TASK GOAL — Transcribe everything in the data word for word. Pictures are left out.

Source data —
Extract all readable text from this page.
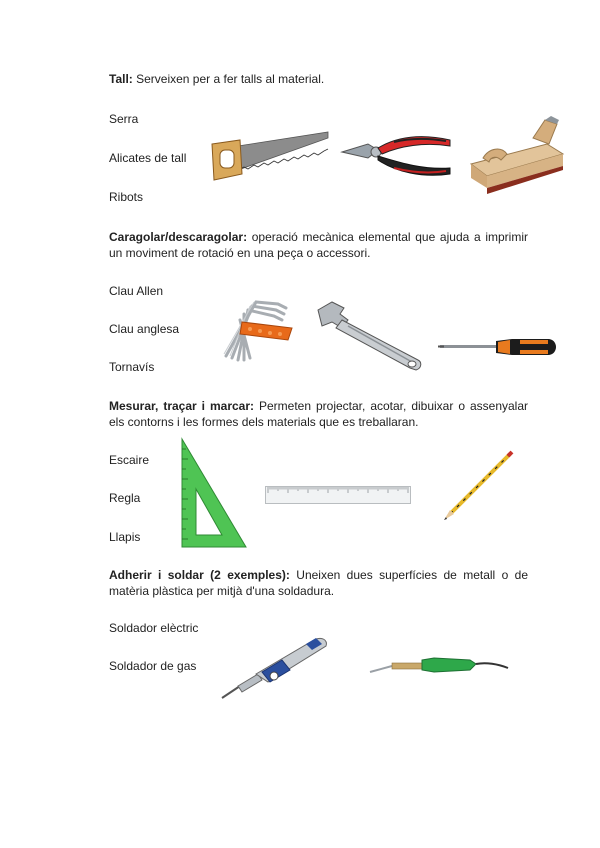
Tall: Serveixen per a fer talls al material.

Serra

Alicates de tall

Ribots

Caragolar/descaragolar: operació mecànica elemental que ajuda a imprimir un moviment de rotació en una peça o accessori.

Clau Allen

Clau anglesa

Tornavís

Mesurar, traçar i marcar: Permeten projectar, acotar, dibuixar o assenyalar els contorns i les formes dels materials que es treballaran.

Escaire

Regla

Llapis

Adherir i soldar (2 exemples): Uneixen dues superfícies de metall o de matèria plàstica per mitjà d'una soldadura.

Soldador elèctric

Soldador de gas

REPLY TO THE TASK —
Extract all readable text from this page.
Tall: Serveixen per a fer talls al material.

Serra

Alicates de tall

Ribots

Caragolar/descaragolar: operació mecànica elemental que ajuda a imprimir un moviment de rotació en una peça o accessori.

Clau Allen

Clau anglesa

Tornavís

Mesurar, traçar i marcar: Permeten projectar, acotar, dibuixar o assenyalar els contorns i les formes dels materials que es treballaran.

Escaire

Regla

Llapis

Adherir i soldar (2 exemples): Uneixen dues superfícies de metall o de matèria plàstica per mitjà d'una soldadura.

Soldador elèctric

Soldador de gas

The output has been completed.